• **Excerpt**:
# Malaysian Blue Femur (Coremiocnemis sp. "blue")



## SylverTear (Mar 13, 2009)

Does anyone know anything about these beauties?  I've searched all over the web and I can't seem to find much about them.  I've heard they can be mean?  They may be burrowers?  Argh!! :wall: 

I'm just at a loss but they are definitely beautiful Ts!!

Whaddya think?

Reactions: Helpful 1


----------



## GoTerps (Mar 13, 2009)

I don't have info for you, other then yes, they are burrowers.... and very, very pretty spiders.













Eric


----------



## Beardo (Mar 13, 2009)

Holy crap, Eric! Thats an awesome spider!!!

Hurry up and produce some....I officiallly NEED one lol.


----------



## brandi71183 (Mar 13, 2009)

Nice pictures


----------



## G. pulchra (Mar 13, 2009)

Amazing, I've never seen one before.  I assume they are pretty rare in the hobby now?


----------



## gumby (Mar 13, 2009)

G. pulchra said:


> Amazing, I've never seen one before.  I assume they are pretty rare in the hobby now?


well on these boards they have only been offered by three different sellers from what I can see and most often with in the last year. They are for sale right now though so might as well get a few


----------



## blackcadillac70 (Mar 13, 2009)

Kelly Swift Has Them For Sale From 1 Of His Hatchouts


----------



## Paramite (Mar 13, 2009)

Am I the only one who finds these plain blue/purple spiders to be boring looking?


----------



## G. pulchra (Mar 13, 2009)

Paramite said:


> Am I the only one who finds these plain blue/purple spiders to be boring looking?


Yes............


----------



## codykrr (Mar 14, 2009)

pk so here is aquestion....are these like H. lividium burrows aka pet holes or do these show themselves a littlemore often....a few weeks ago i was going to get one, but i decided not to because everyone one here said they burrowed....

Stored records:
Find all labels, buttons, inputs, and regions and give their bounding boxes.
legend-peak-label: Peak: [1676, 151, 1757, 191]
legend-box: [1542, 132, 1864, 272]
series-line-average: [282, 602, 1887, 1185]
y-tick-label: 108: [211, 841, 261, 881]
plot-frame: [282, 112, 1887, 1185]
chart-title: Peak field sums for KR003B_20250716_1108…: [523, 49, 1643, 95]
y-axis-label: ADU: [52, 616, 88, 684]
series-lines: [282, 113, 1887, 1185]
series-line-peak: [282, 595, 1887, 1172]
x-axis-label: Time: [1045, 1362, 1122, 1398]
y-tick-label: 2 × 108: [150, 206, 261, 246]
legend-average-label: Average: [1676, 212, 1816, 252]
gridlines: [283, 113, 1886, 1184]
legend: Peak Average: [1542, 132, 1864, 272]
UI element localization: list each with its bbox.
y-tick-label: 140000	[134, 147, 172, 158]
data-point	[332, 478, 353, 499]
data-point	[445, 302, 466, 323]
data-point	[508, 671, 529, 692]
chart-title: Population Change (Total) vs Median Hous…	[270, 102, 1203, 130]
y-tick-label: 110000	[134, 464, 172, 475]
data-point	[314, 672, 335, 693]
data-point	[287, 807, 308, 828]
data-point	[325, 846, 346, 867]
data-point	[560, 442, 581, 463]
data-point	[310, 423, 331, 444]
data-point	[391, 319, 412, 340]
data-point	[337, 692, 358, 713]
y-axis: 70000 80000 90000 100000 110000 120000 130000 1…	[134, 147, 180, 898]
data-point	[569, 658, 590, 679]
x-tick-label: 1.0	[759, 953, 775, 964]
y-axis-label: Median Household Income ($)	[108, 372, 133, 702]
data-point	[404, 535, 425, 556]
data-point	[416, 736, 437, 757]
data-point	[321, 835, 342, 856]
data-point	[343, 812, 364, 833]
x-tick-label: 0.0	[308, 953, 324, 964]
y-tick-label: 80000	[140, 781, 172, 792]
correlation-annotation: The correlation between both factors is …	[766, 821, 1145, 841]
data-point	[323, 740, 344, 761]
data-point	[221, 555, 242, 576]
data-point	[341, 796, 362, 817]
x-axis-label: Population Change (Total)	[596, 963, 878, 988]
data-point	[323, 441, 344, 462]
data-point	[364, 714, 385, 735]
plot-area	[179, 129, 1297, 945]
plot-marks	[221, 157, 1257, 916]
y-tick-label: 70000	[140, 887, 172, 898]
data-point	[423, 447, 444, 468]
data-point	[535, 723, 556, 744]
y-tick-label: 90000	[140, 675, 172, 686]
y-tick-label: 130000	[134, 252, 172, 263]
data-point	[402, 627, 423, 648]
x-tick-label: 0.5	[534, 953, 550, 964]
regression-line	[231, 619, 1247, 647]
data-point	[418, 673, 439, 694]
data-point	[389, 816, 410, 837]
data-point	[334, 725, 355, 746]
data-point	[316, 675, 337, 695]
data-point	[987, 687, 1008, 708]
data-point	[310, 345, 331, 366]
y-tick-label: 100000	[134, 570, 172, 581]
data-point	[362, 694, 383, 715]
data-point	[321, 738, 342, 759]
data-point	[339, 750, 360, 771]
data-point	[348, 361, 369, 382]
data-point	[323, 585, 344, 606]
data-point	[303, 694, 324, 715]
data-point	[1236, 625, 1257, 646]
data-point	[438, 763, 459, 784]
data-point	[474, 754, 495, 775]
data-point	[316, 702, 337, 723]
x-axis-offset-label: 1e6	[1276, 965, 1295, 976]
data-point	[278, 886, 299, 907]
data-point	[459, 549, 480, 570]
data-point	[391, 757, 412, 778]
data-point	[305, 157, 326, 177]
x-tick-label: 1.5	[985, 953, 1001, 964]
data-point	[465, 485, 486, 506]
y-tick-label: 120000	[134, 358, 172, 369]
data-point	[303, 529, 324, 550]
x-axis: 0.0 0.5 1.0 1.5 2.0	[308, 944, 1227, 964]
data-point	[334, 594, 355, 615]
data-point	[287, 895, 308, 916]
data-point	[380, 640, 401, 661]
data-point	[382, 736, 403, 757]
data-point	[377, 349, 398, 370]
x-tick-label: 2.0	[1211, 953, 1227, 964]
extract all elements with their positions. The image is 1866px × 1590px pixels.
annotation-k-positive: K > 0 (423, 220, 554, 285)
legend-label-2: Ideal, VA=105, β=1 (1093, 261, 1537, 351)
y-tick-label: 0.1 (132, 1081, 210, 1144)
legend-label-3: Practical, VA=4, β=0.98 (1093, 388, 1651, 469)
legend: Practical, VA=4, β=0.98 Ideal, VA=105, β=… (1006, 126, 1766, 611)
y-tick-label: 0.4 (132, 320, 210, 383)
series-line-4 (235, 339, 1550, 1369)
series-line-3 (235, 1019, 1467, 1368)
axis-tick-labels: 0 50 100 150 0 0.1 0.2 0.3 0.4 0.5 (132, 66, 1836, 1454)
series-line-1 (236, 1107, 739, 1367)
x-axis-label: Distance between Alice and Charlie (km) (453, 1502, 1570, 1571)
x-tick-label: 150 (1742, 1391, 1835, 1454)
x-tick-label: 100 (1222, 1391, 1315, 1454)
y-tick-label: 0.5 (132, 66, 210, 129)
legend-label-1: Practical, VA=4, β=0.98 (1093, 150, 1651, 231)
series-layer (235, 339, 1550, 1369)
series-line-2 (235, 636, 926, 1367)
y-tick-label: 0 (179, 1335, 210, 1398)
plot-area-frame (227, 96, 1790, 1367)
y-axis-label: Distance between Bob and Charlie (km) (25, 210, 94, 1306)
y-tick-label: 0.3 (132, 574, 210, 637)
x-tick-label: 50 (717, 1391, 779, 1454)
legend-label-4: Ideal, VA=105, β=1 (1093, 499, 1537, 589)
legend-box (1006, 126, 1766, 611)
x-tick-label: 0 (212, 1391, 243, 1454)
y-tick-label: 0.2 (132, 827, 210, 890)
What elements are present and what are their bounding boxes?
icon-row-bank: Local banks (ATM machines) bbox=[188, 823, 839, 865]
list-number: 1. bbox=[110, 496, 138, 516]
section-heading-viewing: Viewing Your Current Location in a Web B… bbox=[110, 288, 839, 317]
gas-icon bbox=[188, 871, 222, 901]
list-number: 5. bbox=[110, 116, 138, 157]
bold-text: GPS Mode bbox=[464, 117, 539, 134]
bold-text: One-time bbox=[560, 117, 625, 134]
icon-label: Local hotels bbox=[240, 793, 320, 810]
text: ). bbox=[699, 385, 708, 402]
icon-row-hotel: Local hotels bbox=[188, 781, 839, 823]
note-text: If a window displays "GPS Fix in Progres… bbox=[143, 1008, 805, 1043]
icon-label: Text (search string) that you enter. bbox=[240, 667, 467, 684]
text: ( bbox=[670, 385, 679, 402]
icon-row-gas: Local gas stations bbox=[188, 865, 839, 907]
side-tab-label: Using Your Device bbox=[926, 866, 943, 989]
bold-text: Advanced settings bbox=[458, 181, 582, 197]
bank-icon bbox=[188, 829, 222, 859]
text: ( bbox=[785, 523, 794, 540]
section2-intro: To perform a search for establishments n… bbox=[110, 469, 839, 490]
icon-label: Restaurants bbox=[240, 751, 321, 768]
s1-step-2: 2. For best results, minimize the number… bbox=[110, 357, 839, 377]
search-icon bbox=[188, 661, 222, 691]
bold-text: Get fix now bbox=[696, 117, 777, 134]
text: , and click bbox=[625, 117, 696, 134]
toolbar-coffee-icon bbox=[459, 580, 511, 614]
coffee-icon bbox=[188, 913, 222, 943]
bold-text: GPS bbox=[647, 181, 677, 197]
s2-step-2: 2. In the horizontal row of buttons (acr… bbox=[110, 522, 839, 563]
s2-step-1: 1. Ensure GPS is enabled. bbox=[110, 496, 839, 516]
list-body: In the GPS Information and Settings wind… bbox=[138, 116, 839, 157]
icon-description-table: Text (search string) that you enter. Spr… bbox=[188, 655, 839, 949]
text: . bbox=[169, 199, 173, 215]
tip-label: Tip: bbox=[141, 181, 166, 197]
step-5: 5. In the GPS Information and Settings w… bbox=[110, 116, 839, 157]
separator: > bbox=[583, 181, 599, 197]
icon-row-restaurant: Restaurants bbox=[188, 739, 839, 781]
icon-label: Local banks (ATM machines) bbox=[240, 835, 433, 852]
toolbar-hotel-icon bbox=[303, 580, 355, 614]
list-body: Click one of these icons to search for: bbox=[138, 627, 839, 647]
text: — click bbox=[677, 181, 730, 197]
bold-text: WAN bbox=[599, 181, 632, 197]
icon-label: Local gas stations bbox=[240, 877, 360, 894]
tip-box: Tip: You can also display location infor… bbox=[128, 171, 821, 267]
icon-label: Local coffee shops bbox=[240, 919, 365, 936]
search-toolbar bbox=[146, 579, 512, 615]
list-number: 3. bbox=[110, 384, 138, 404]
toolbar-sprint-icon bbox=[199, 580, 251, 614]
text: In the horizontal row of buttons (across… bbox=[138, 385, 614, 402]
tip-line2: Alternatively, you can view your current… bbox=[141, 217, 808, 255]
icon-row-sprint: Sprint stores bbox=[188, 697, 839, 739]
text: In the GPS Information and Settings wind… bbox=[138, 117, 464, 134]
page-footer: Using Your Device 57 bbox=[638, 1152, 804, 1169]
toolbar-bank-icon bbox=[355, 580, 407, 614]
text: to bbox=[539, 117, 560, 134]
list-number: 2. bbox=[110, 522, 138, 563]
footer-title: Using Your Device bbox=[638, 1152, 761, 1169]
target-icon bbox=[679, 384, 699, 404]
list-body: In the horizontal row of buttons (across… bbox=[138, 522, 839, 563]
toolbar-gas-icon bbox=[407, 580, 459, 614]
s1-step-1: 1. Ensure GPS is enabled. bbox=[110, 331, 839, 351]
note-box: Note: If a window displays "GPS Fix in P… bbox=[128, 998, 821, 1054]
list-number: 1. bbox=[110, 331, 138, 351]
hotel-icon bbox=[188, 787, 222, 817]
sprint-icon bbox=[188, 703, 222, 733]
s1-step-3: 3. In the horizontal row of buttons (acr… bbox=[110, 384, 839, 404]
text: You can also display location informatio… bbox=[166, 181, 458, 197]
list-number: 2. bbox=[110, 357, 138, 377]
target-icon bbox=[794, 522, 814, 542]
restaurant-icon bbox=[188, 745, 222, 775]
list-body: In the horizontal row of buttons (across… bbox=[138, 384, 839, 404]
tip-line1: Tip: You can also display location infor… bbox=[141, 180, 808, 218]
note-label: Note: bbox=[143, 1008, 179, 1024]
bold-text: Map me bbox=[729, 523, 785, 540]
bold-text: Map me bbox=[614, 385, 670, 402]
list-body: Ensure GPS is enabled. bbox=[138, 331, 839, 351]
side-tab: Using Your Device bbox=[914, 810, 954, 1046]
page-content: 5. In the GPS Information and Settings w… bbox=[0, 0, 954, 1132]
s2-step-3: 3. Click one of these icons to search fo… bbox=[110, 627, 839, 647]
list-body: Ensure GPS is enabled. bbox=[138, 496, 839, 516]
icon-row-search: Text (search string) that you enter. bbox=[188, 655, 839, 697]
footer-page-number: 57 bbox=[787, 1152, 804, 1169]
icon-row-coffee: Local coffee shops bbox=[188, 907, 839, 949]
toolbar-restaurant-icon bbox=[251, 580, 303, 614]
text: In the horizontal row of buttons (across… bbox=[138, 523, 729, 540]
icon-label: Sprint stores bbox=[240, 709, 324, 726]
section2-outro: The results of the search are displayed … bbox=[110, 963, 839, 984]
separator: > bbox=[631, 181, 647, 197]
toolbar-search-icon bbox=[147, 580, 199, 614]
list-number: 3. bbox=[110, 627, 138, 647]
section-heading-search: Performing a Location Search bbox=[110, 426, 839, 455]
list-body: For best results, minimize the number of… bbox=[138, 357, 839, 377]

• **Exercise set**:
- A) In the Malaysian Blue Femur thread, list each username that posted on Mar 13, 2009, naming each one only once.
- B) Carry the Malaysian Blue Femur forum thread forward past the last post shown.

• **Results of the exercise**:
- A) SylverTear, GoTerps, Beardo, brandi71183, G. pulchra, gumby, blackcadillac70, Paramite

- B)
----------



## SylverTear (Mar 14, 2009)

blackcadillac70 said:


> Kelly Swift Has Them For Sale From 1 Of His Hatchouts


SHHHHHH.  That's where I was going to get one!  

If they are sold out I'm going to find you and sick an usambara on you...lolol


----------



## gumby (Mar 14, 2009)

to codykrr: many people have the idea that just because a T burrows you will never see it. But I have had many so called pet holes and theyare able to be seen just fine if you set the cage up right. I say if you really like the T. buy it see how things work out and if they dont sell it back on the boards. Its not a common T. so you should be fine selling it to others on here.


----------



## omni (Mar 8, 2020)

old thread from the basement lol, but recently I found 1 available, but the little sling is in Poland. I did write Swift's about them,* Psednocnemis brachyramosa*. Old world, Obligate burrower, no urticating hairs, venom untested, smaller adult size, sexually dimorphic (males tend to be pinkish brown with longer legs) fast and reclusive, reasonably long-lived


----------



## SonsofArachne (Mar 9, 2020)

Mine is a complete pet hole - never see more than her front two pairs of legs.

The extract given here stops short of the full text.